SHORT PROBLEM —
Each line of the material below that holds the word "local" needs to be copied.
>> BEGIN DATA SUPPLIED
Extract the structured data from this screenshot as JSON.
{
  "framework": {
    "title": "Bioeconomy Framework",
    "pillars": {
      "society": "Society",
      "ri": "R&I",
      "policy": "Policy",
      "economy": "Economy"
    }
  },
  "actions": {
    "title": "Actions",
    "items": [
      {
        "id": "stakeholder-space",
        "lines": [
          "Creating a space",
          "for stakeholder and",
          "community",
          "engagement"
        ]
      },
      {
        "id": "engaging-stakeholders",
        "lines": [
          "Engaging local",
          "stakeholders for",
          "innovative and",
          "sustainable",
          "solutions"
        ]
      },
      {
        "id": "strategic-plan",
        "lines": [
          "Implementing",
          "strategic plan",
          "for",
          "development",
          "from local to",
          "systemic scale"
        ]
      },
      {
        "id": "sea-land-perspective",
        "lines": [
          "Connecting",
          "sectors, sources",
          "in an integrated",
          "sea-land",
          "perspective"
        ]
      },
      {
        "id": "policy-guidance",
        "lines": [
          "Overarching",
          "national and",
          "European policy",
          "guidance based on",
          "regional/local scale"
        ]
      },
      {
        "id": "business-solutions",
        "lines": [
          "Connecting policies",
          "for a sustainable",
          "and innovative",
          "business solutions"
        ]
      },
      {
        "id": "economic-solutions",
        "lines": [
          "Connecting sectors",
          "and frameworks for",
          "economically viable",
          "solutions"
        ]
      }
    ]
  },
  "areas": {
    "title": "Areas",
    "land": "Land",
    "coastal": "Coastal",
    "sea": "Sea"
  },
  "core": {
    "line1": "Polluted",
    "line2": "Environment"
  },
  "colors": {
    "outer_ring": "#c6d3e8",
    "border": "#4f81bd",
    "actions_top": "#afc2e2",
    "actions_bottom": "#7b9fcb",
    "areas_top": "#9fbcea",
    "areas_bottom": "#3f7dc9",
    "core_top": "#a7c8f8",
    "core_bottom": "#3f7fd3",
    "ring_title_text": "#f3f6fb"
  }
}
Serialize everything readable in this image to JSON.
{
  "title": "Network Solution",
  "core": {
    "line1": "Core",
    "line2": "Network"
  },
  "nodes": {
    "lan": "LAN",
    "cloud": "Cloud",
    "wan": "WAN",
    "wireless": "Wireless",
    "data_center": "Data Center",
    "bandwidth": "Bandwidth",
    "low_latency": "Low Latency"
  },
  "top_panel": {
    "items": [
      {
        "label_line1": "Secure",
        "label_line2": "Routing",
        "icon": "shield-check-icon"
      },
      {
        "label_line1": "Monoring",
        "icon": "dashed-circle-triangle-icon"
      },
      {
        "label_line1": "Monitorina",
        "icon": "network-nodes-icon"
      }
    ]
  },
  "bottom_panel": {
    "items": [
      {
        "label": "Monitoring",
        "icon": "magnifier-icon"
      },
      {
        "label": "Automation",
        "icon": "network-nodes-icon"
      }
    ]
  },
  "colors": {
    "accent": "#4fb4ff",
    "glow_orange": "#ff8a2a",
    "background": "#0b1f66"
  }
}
>> END DATA SUPPLIED
SOLUTION —
          "Engaging local",
          "from local to",
          "regional/local scale"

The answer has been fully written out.